■ Directions for this task:
Reproduce each of the rows below word for word.

-------------------------

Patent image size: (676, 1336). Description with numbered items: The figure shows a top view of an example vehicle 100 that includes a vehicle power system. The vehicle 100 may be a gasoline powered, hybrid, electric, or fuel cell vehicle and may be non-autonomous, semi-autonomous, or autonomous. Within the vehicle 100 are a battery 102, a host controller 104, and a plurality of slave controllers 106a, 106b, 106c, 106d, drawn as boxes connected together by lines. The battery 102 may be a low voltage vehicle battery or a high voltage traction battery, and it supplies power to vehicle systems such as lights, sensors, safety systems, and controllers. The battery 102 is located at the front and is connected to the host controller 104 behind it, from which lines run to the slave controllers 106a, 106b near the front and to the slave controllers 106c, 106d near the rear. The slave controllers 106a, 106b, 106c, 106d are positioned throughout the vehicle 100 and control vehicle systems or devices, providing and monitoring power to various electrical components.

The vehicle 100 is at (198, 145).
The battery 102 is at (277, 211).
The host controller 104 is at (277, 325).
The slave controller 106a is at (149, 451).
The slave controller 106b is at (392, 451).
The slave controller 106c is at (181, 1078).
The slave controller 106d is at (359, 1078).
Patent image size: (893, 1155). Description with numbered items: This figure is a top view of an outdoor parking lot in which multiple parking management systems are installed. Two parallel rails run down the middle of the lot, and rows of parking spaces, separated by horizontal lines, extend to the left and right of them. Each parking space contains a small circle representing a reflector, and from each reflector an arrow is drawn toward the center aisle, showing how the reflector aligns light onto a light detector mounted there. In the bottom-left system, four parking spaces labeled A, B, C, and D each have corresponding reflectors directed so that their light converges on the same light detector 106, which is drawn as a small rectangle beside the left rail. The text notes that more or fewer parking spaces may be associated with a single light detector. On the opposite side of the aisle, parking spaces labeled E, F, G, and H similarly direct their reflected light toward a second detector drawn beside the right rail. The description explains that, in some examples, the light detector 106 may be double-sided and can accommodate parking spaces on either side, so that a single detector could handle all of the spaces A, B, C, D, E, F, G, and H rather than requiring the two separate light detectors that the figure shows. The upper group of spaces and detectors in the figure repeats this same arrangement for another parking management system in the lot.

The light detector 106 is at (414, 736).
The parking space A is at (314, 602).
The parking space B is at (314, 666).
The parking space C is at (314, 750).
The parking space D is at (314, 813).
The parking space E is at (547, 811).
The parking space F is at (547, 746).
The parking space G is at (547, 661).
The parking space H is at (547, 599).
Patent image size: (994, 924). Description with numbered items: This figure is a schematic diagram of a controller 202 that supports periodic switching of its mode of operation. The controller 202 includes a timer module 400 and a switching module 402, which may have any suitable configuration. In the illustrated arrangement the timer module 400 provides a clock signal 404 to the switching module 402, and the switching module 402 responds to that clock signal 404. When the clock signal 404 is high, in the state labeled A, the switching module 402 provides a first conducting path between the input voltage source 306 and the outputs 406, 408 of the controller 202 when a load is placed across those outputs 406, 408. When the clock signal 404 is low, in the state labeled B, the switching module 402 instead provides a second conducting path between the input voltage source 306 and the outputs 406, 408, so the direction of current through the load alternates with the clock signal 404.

-------------------------

■ Solution for this task:
Patent image size: (676, 1336). Description with numbered items: The figure shows a top view of an example vehicle 100 that includes a vehicle power system. The vehicle 100 may be a gasoline powered, hybrid, electric, or fuel cell vehicle and may be non-autonomous, semi-autonomous, or autonomous. Within the vehicle 100 are a battery 102, a host controller 104, and a plurality of slave controllers 106a, 106b, 106c, 106d, drawn as boxes connected together by lines. The battery 102 may be a low voltage vehicle battery or a high voltage traction battery, and it supplies power to vehicle systems such as lights, sensors, safety systems, and controllers. The battery 102 is located at the front and is connected to the host controller 104 behind it, from which lines run to the slave controllers 106a, 106b near the front and to the slave controllers 106c, 106d near the rear. The slave controllers 106a, 106b, 106c, 106d are positioned throughout the vehicle 100 and control vehicle systems or devices, providing and monitoring power to various electrical components.

The vehicle 100 is at (198, 145).
The battery 102 is at (277, 211).
The host controller 104 is at (277, 325).
The slave controller 106a is at (149, 451).
The slave controller 106b is at (392, 451).
The slave controller 106c is at (181, 1078).
The slave controller 106d is at (359, 1078).
Patent image size: (893, 1155). Description with numbered items: This figure is a top view of an outdoor parking lot in which multiple parking management systems are installed. Two parallel rails run down the middle of the lot, and rows of parking spaces, separated by horizontal lines, extend to the left and right of them. Each parking space contains a small circle representing a reflector, and from each reflector an arrow is drawn toward the center aisle, showing how the reflector aligns light onto a light detector mounted there. In the bottom-left system, four parking spaces labeled A, B, C, and D each have corresponding reflectors directed so that their light converges on the same light detector 106, which is drawn as a small rectangle beside the left rail. The text notes that more or fewer parking spaces may be associated with a single light detector. On the opposite side of the aisle, parking spaces labeled E, F, G, and H similarly direct their reflected light toward a second detector drawn beside the right rail. The description explains that, in some examples, the light detector 106 may be double-sided and can accommodate parking spaces on either side, so that a single detector could handle all of the spaces A, B, C, D, E, F, G, and H rather than requiring the two separate light detectors that the figure shows. The upper group of spaces and detectors in the figure repeats this same arrangement for another parking management system in the lot.

The light detector 106 is at (414, 736).
The parking space A is at (314, 602).
The parking space B is at (314, 666).
The parking space C is at (314, 750).
The parking space D is at (314, 813).
The parking space E is at (547, 811).
The parking space F is at (547, 746).
The parking space G is at (547, 661).
The parking space H is at (547, 599).
Patent image size: (994, 924). Description with numbered items: This figure is a schematic diagram of a controller 202 that supports periodic switching of its mode of operation. The controller 202 includes a timer module 400 and a switching module 402, which may have any suitable configuration. In the illustrated arrangement the timer module 400 provides a clock signal 404 to the switching module 402, and the switching module 402 responds to that clock signal 404. When the clock signal 404 is high, in the state labeled A, the switching module 402 provides a first conducting path between the input voltage source 306 and the outputs 406, 408 of the controller 202 when a load is placed across those outputs 406, 408. When the clock signal 404 is low, in the state labeled B, the switching module 402 instead provides a second conducting path between the input voltage source 306 and the outputs 406, 408, so the direction of current through the load alternates with the clock signal 404.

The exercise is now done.